Output the records below verbatim, minus the pictures.

━━━━━━━━

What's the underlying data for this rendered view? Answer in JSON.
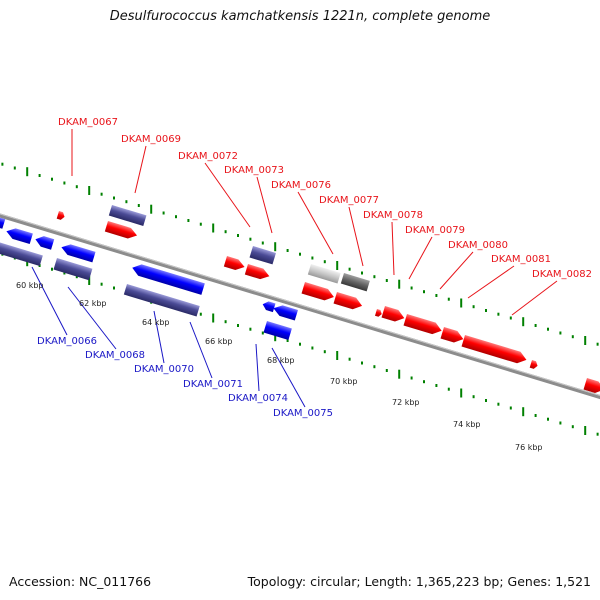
{
  "header": {
    "title": "Desulfurococcus kamchatkensis 1221n, complete genome"
  },
  "footer": {
    "accession": "Accession: NC_011766",
    "stats": "Topology: circular; Length: 1,365,223 bp; Genes: 1,521"
  },
  "colors": {
    "forward_gene": "#ff0000",
    "reverse_gene": "#0000ff",
    "rna_gene": "#4b4b96",
    "pseudo_light": "#c8c8c8",
    "pseudo_dark": "#646464",
    "tick": "#008000",
    "backbone": "#8c8c8c",
    "label_top": "#e8141a",
    "label_bottom": "#1a17c6"
  },
  "top_labels": [
    "DKAM_0067",
    "DKAM_0069",
    "DKAM_0072",
    "DKAM_0073",
    "DKAM_0076",
    "DKAM_0077",
    "DKAM_0078",
    "DKAM_0079",
    "DKAM_0080",
    "DKAM_0081",
    "DKAM_0082"
  ],
  "bottom_labels": [
    "DKAM_0066",
    "DKAM_0068",
    "DKAM_0070",
    "DKAM_0071",
    "DKAM_0074",
    "DKAM_0075"
  ],
  "kbp_labels": [
    "60 kbp",
    "62 kbp",
    "64 kbp",
    "66 kbp",
    "68 kbp",
    "70 kbp",
    "72 kbp",
    "74 kbp",
    "76 kbp"
  ]
}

━━━━━━━━

**Output:**
What's the underlying data for this rendered view? Answer in JSON.
{
  "header": {
    "title": "Desulfurococcus kamchatkensis 1221n, complete genome"
  },
  "footer": {
    "accession": "Accession: NC_011766",
    "stats": "Topology: circular; Length: 1,365,223 bp; Genes: 1,521"
  },
  "colors": {
    "forward_gene": "#ff0000",
    "reverse_gene": "#0000ff",
    "rna_gene": "#4b4b96",
    "pseudo_light": "#c8c8c8",
    "pseudo_dark": "#646464",
    "tick": "#008000",
    "backbone": "#8c8c8c",
    "label_top": "#e8141a",
    "label_bottom": "#1a17c6"
  },
  "top_labels": [
    "DKAM_0067",
    "DKAM_0069",
    "DKAM_0072",
    "DKAM_0073",
    "DKAM_0076",
    "DKAM_0077",
    "DKAM_0078",
    "DKAM_0079",
    "DKAM_0080",
    "DKAM_0081",
    "DKAM_0082"
  ],
  "bottom_labels": [
    "DKAM_0066",
    "DKAM_0068",
    "DKAM_0070",
    "DKAM_0071",
    "DKAM_0074",
    "DKAM_0075"
  ],
  "kbp_labels": [
    "60 kbp",
    "62 kbp",
    "64 kbp",
    "66 kbp",
    "68 kbp",
    "70 kbp",
    "72 kbp",
    "74 kbp",
    "76 kbp"
  ]
}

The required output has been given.